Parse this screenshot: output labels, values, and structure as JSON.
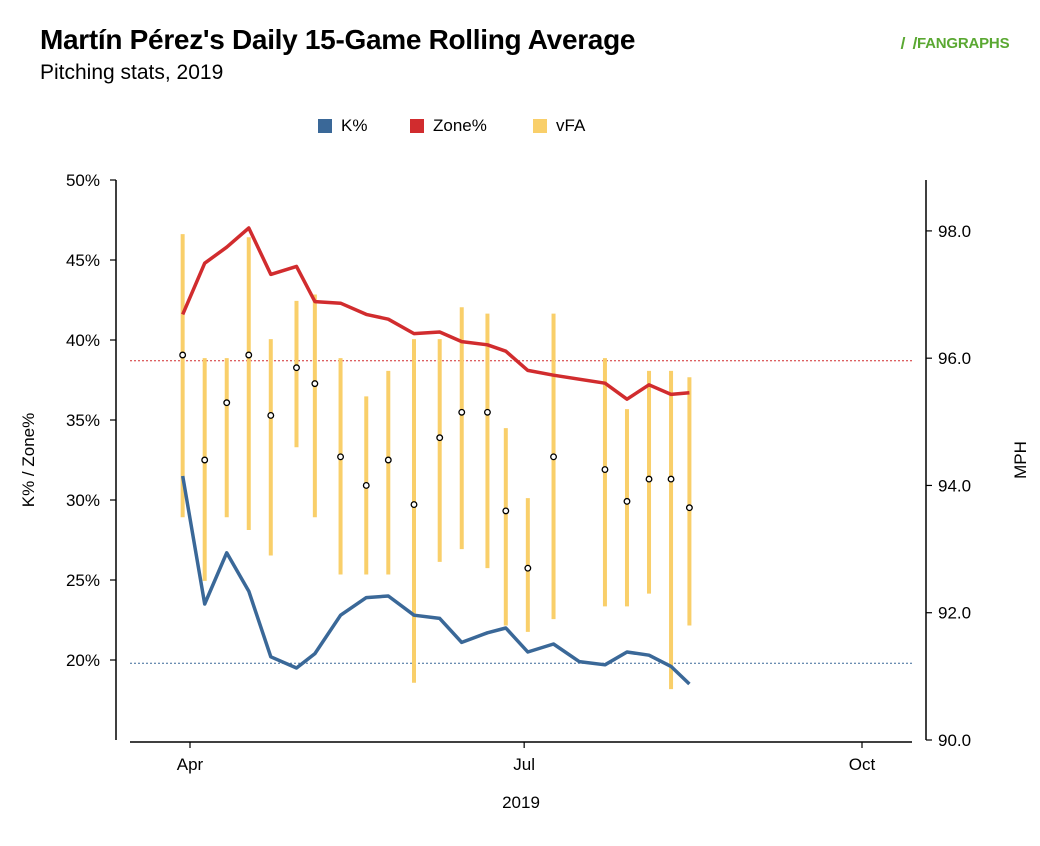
{
  "title": "Martín Pérez's Daily 15-Game Rolling Average",
  "subtitle": "Pitching stats, 2019",
  "logo": "FANGRAPHS",
  "colors": {
    "k": "#3a6898",
    "zone": "#d12c2e",
    "vfa": "#f9cf6a"
  },
  "chart_data": {
    "type": "line",
    "xlabel": "2019",
    "ylabel_left": "K% / Zone%",
    "ylabel_right": "MPH",
    "x_ticks": [
      "Apr",
      "Jul",
      "Oct"
    ],
    "ylim_left": [
      0.15,
      0.5
    ],
    "ylim_right": [
      90.0,
      98.8
    ],
    "y_ticks_left": [
      "20%",
      "25%",
      "30%",
      "35%",
      "40%",
      "45%",
      "50%"
    ],
    "y_ticks_right": [
      "90.0",
      "92.0",
      "94.0",
      "96.0",
      "98.0"
    ],
    "legend_position": "top",
    "x_dates": [
      "2019-03-30",
      "2019-04-05",
      "2019-04-11",
      "2019-04-17",
      "2019-04-23",
      "2019-04-30",
      "2019-05-05",
      "2019-05-12",
      "2019-05-19",
      "2019-05-25",
      "2019-06-01",
      "2019-06-08",
      "2019-06-14",
      "2019-06-21",
      "2019-06-26",
      "2019-07-02",
      "2019-07-09",
      "2019-07-16",
      "2019-07-23",
      "2019-07-29",
      "2019-08-04",
      "2019-08-10",
      "2019-08-15"
    ],
    "series": [
      {
        "name": "K%",
        "values": [
          0.315,
          0.235,
          0.267,
          0.243,
          0.202,
          0.195,
          0.204,
          0.228,
          0.239,
          0.24,
          0.228,
          0.226,
          0.211,
          0.217,
          0.22,
          0.205,
          0.21,
          0.199,
          0.197,
          0.205,
          0.203,
          0.196,
          0.185
        ]
      },
      {
        "name": "Zone%",
        "values": [
          0.416,
          0.448,
          0.458,
          0.47,
          0.441,
          0.446,
          0.424,
          0.423,
          0.416,
          0.413,
          0.404,
          0.405,
          0.399,
          0.397,
          0.393,
          0.381,
          0.378,
          0.373,
          0.363,
          0.372,
          0.366,
          0.367
        ]
      }
    ],
    "zone_dates": [
      "2019-03-30",
      "2019-04-05",
      "2019-04-11",
      "2019-04-17",
      "2019-04-23",
      "2019-04-30",
      "2019-05-05",
      "2019-05-12",
      "2019-05-19",
      "2019-05-25",
      "2019-06-01",
      "2019-06-08",
      "2019-06-14",
      "2019-06-21",
      "2019-06-26",
      "2019-07-02",
      "2019-07-09",
      "2019-07-23",
      "2019-07-29",
      "2019-08-04",
      "2019-08-10",
      "2019-08-15"
    ],
    "k_dates": [
      "2019-03-30",
      "2019-04-05",
      "2019-04-11",
      "2019-04-17",
      "2019-04-23",
      "2019-04-30",
      "2019-05-05",
      "2019-05-12",
      "2019-05-19",
      "2019-05-25",
      "2019-06-01",
      "2019-06-08",
      "2019-06-14",
      "2019-06-21",
      "2019-06-26",
      "2019-07-02",
      "2019-07-09",
      "2019-07-16",
      "2019-07-23",
      "2019-07-29",
      "2019-08-04",
      "2019-08-10",
      "2019-08-15"
    ],
    "vfa": {
      "name": "vFA",
      "dates": [
        "2019-03-30",
        "2019-04-05",
        "2019-04-11",
        "2019-04-17",
        "2019-04-23",
        "2019-04-30",
        "2019-05-05",
        "2019-05-12",
        "2019-05-19",
        "2019-05-25",
        "2019-06-01",
        "2019-06-08",
        "2019-06-14",
        "2019-06-21",
        "2019-06-26",
        "2019-07-02",
        "2019-07-09",
        "2019-07-23",
        "2019-07-29",
        "2019-08-04",
        "2019-08-10",
        "2019-08-15"
      ],
      "mean": [
        96.05,
        94.4,
        95.3,
        96.05,
        95.1,
        95.85,
        95.6,
        94.45,
        94.0,
        94.4,
        93.7,
        94.75,
        95.15,
        95.15,
        93.6,
        92.7,
        94.45,
        94.25,
        93.75,
        94.1,
        94.1,
        93.65
      ],
      "low": [
        93.5,
        92.5,
        93.5,
        93.3,
        92.9,
        94.6,
        93.5,
        92.6,
        92.6,
        92.6,
        90.9,
        92.8,
        93.0,
        92.7,
        91.8,
        91.7,
        91.9,
        92.1,
        92.1,
        92.3,
        90.8,
        91.8
      ],
      "high": [
        97.95,
        96.0,
        96.0,
        97.9,
        96.3,
        96.9,
        97.0,
        96.0,
        95.4,
        95.8,
        96.3,
        96.3,
        96.8,
        96.7,
        94.9,
        93.8,
        96.7,
        96.0,
        95.2,
        95.8,
        95.8,
        95.7
      ]
    },
    "reference_lines": {
      "k_avg": 0.198,
      "zone_avg": 0.387
    }
  }
}
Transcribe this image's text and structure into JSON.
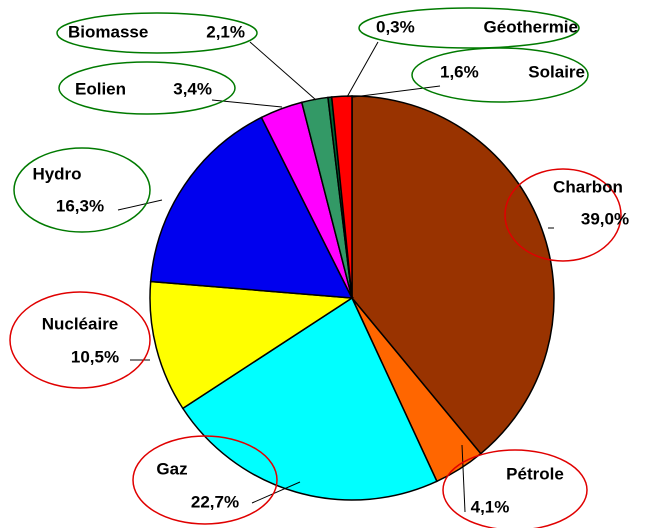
{
  "chart_data": {
    "type": "pie",
    "categories": [
      "Charbon",
      "Pétrole",
      "Gaz",
      "Nucléaire",
      "Hydro",
      "Eolien",
      "Biomasse",
      "Géothermie",
      "Solaire"
    ],
    "values": [
      39.0,
      4.1,
      22.7,
      10.5,
      16.3,
      3.4,
      2.1,
      0.3,
      1.6
    ],
    "value_labels": [
      "39,0%",
      "4,1%",
      "22,7%",
      "10,5%",
      "16,3%",
      "3,4%",
      "2,1%",
      "0,3%",
      "1,6%"
    ],
    "colors": [
      "#993300",
      "#ff6600",
      "#00ffff",
      "#ffff00",
      "#0000ee",
      "#ff00ff",
      "#339966",
      "#006633",
      "#ff0000"
    ]
  }
}
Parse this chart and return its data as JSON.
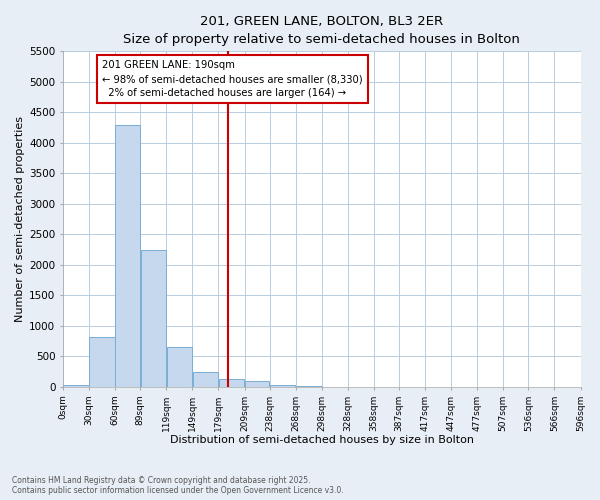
{
  "title": "201, GREEN LANE, BOLTON, BL3 2ER",
  "subtitle": "Size of property relative to semi-detached houses in Bolton",
  "xlabel": "Distribution of semi-detached houses by size in Bolton",
  "ylabel": "Number of semi-detached properties",
  "bin_edges": [
    0,
    30,
    60,
    89,
    119,
    149,
    179,
    209,
    238,
    268,
    298,
    328,
    358,
    387,
    417,
    447,
    477,
    507,
    536,
    566,
    596
  ],
  "bar_heights": [
    30,
    820,
    4300,
    2240,
    660,
    250,
    130,
    90,
    30,
    10,
    5,
    2,
    1,
    0,
    0,
    0,
    0,
    0,
    0,
    0
  ],
  "bar_color": "#c5d8ee",
  "bar_edge_color": "#7aaed4",
  "vline_x": 190,
  "vline_color": "#cc0000",
  "ylim": [
    0,
    5500
  ],
  "yticks": [
    0,
    500,
    1000,
    1500,
    2000,
    2500,
    3000,
    3500,
    4000,
    4500,
    5000,
    5500
  ],
  "annotation_title": "201 GREEN LANE: 190sqm",
  "annotation_line1": "← 98% of semi-detached houses are smaller (8,330)",
  "annotation_line2": "  2% of semi-detached houses are larger (164) →",
  "annotation_box_color": "#cc0000",
  "footer_line1": "Contains HM Land Registry data © Crown copyright and database right 2025.",
  "footer_line2": "Contains public sector information licensed under the Open Government Licence v3.0.",
  "bg_color": "#e8eef5",
  "plot_bg_color": "#ffffff",
  "grid_color": "#b8cde0"
}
.....
▸ **GIVEN PROBLEM**: Pictures are excluded; copy every other part of the records exactly.

▸ **WORKED SOLUTION**:
Parse this screenshot: output labels, values, and structure as JSON.
{
  "title": "Martín Pérez's Daily 15-Game Rolling Average",
  "subtitle": "Pitching stats, 2019",
  "logo": "FANGRAPHS",
  "colors": {
    "k": "#3a6898",
    "zone": "#d12c2e",
    "vfa": "#f9cf6a"
  },
  "chart_data": {
    "type": "line",
    "xlabel": "2019",
    "ylabel_left": "K% / Zone%",
    "ylabel_right": "MPH",
    "x_ticks": [
      "Apr",
      "Jul",
      "Oct"
    ],
    "ylim_left": [
      0.15,
      0.5
    ],
    "ylim_right": [
      90.0,
      98.8
    ],
    "y_ticks_left": [
      "20%",
      "25%",
      "30%",
      "35%",
      "40%",
      "45%",
      "50%"
    ],
    "y_ticks_right": [
      "90.0",
      "92.0",
      "94.0",
      "96.0",
      "98.0"
    ],
    "legend_position": "top",
    "x_dates": [
      "2019-03-30",
      "2019-04-05",
      "2019-04-11",
      "2019-04-17",
      "2019-04-23",
      "2019-04-30",
      "2019-05-05",
      "2019-05-12",
      "2019-05-19",
      "2019-05-25",
      "2019-06-01",
      "2019-06-08",
      "2019-06-14",
      "2019-06-21",
      "2019-06-26",
      "2019-07-02",
      "2019-07-09",
      "2019-07-16",
      "2019-07-23",
      "2019-07-29",
      "2019-08-04",
      "2019-08-10",
      "2019-08-15"
    ],
    "series": [
      {
        "name": "K%",
        "values": [
          0.315,
          0.235,
          0.267,
          0.243,
          0.202,
          0.195,
          0.204,
          0.228,
          0.239,
          0.24,
          0.228,
          0.226,
          0.211,
          0.217,
          0.22,
          0.205,
          0.21,
          0.199,
          0.197,
          0.205,
          0.203,
          0.196,
          0.185
        ]
      },
      {
        "name": "Zone%",
        "values": [
          0.416,
          0.448,
          0.458,
          0.47,
          0.441,
          0.446,
          0.424,
          0.423,
          0.416,
          0.413,
          0.404,
          0.405,
          0.399,
          0.397,
          0.393,
          0.381,
          0.378,
          0.373,
          0.363,
          0.372,
          0.366,
          0.367
        ]
      }
    ],
    "zone_dates": [
      "2019-03-30",
      "2019-04-05",
      "2019-04-11",
      "2019-04-17",
      "2019-04-23",
      "2019-04-30",
      "2019-05-05",
      "2019-05-12",
      "2019-05-19",
      "2019-05-25",
      "2019-06-01",
      "2019-06-08",
      "2019-06-14",
      "2019-06-21",
      "2019-06-26",
      "2019-07-02",
      "2019-07-09",
      "2019-07-23",
      "2019-07-29",
      "2019-08-04",
      "2019-08-10",
      "2019-08-15"
    ],
    "k_dates": [
      "2019-03-30",
      "2019-04-05",
      "2019-04-11",
      "2019-04-17",
      "2019-04-23",
      "2019-04-30",
      "2019-05-05",
      "2019-05-12",
      "2019-05-19",
      "2019-05-25",
      "2019-06-01",
      "2019-06-08",
      "2019-06-14",
      "2019-06-21",
      "2019-06-26",
      "2019-07-02",
      "2019-07-09",
      "2019-07-16",
      "2019-07-23",
      "2019-07-29",
      "2019-08-04",
      "2019-08-10",
      "2019-08-15"
    ],
    "vfa": {
      "name": "vFA",
      "dates": [
        "2019-03-30",
        "2019-04-05",
        "2019-04-11",
        "2019-04-17",
        "2019-04-23",
        "2019-04-30",
        "2019-05-05",
        "2019-05-12",
        "2019-05-19",
        "2019-05-25",
        "2019-06-01",
        "2019-06-08",
        "2019-06-14",
        "2019-06-21",
        "2019-06-26",
        "2019-07-02",
        "2019-07-09",
        "2019-07-23",
        "2019-07-29",
        "2019-08-04",
        "2019-08-10",
        "2019-08-15"
      ],
      "mean": [
        96.05,
        94.4,
        95.3,
        96.05,
        95.1,
        95.85,
        95.6,
        94.45,
        94.0,
        94.4,
        93.7,
        94.75,
        95.15,
        95.15,
        93.6,
        92.7,
        94.45,
        94.25,
        93.75,
        94.1,
        94.1,
        93.65
      ],
      "low": [
        93.5,
        92.5,
        93.5,
        93.3,
        92.9,
        94.6,
        93.5,
        92.6,
        92.6,
        92.6,
        90.9,
        92.8,
        93.0,
        92.7,
        91.8,
        91.7,
        91.9,
        92.1,
        92.1,
        92.3,
        90.8,
        91.8
      ],
      "high": [
        97.95,
        96.0,
        96.0,
        97.9,
        96.3,
        96.9,
        97.0,
        96.0,
        95.4,
        95.8,
        96.3,
        96.3,
        96.8,
        96.7,
        94.9,
        93.8,
        96.7,
        96.0,
        95.2,
        95.8,
        95.8,
        95.7
      ]
    },
    "reference_lines": {
      "k_avg": 0.198,
      "zone_avg": 0.387
    }
  }
}
Transcribe this image's text and structure into JSON.
{
  "chart_data": {
    "type": "pie",
    "categories": [
      "Charbon",
      "Pétrole",
      "Gaz",
      "Nucléaire",
      "Hydro",
      "Eolien",
      "Biomasse",
      "Géothermie",
      "Solaire"
    ],
    "values": [
      39.0,
      4.1,
      22.7,
      10.5,
      16.3,
      3.4,
      2.1,
      0.3,
      1.6
    ],
    "value_labels": [
      "39,0%",
      "4,1%",
      "22,7%",
      "10,5%",
      "16,3%",
      "3,4%",
      "2,1%",
      "0,3%",
      "1,6%"
    ],
    "colors": [
      "#993300",
      "#ff6600",
      "#00ffff",
      "#ffff00",
      "#0000ee",
      "#ff00ff",
      "#339966",
      "#006633",
      "#ff0000"
    ]
  }
}
Parse this chart and return its data as JSON.
{
  "title": "201, GREEN LANE, BOLTON, BL3 2ER",
  "subtitle": "Size of property relative to semi-detached houses in Bolton",
  "xlabel": "Distribution of semi-detached houses by size in Bolton",
  "ylabel": "Number of semi-detached properties",
  "bin_edges": [
    0,
    30,
    60,
    89,
    119,
    149,
    179,
    209,
    238,
    268,
    298,
    328,
    358,
    387,
    417,
    447,
    477,
    507,
    536,
    566,
    596
  ],
  "bar_heights": [
    30,
    820,
    4300,
    2240,
    660,
    250,
    130,
    90,
    30,
    10,
    5,
    2,
    1,
    0,
    0,
    0,
    0,
    0,
    0,
    0
  ],
  "bar_color": "#c5d8ee",
  "bar_edge_color": "#7aaed4",
  "vline_x": 190,
  "vline_color": "#cc0000",
  "ylim": [
    0,
    5500
  ],
  "yticks": [
    0,
    500,
    1000,
    1500,
    2000,
    2500,
    3000,
    3500,
    4000,
    4500,
    5000,
    5500
  ],
  "annotation_title": "201 GREEN LANE: 190sqm",
  "annotation_line1": "← 98% of semi-detached houses are smaller (8,330)",
  "annotation_line2": "  2% of semi-detached houses are larger (164) →",
  "annotation_box_color": "#cc0000",
  "footer_line1": "Contains HM Land Registry data © Crown copyright and database right 2025.",
  "footer_line2": "Contains public sector information licensed under the Open Government Licence v3.0.",
  "bg_color": "#e8eef5",
  "plot_bg_color": "#ffffff",
  "grid_color": "#b8cde0"
}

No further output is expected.